— Problem details —
List the lines of this listing that hold the word "History".

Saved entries
# # # #
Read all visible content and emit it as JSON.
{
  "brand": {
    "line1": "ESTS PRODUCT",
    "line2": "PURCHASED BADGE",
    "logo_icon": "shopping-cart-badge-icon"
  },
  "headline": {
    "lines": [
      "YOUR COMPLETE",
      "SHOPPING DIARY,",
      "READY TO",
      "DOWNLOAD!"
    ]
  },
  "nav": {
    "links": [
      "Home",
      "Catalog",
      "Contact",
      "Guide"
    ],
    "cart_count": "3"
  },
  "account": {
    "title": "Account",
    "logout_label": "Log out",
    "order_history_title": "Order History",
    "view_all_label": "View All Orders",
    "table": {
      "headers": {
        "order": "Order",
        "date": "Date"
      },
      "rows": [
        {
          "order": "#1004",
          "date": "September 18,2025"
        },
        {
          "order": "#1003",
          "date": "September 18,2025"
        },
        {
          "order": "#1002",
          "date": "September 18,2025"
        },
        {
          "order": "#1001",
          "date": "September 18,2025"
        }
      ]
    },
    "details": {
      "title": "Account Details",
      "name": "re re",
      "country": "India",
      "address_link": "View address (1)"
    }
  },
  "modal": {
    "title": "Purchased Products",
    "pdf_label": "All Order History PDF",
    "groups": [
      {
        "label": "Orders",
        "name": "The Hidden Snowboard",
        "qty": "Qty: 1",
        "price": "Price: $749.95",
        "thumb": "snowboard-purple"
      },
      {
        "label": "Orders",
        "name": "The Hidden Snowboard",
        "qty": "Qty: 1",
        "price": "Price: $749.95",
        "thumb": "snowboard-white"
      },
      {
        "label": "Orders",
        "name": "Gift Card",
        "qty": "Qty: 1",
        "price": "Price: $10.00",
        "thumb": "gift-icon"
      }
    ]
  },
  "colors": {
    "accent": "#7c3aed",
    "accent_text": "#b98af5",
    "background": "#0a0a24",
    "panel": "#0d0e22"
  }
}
# # # #
— Solution —
    "order_history_title": "Order History",
    "pdf_label": "All Order History PDF",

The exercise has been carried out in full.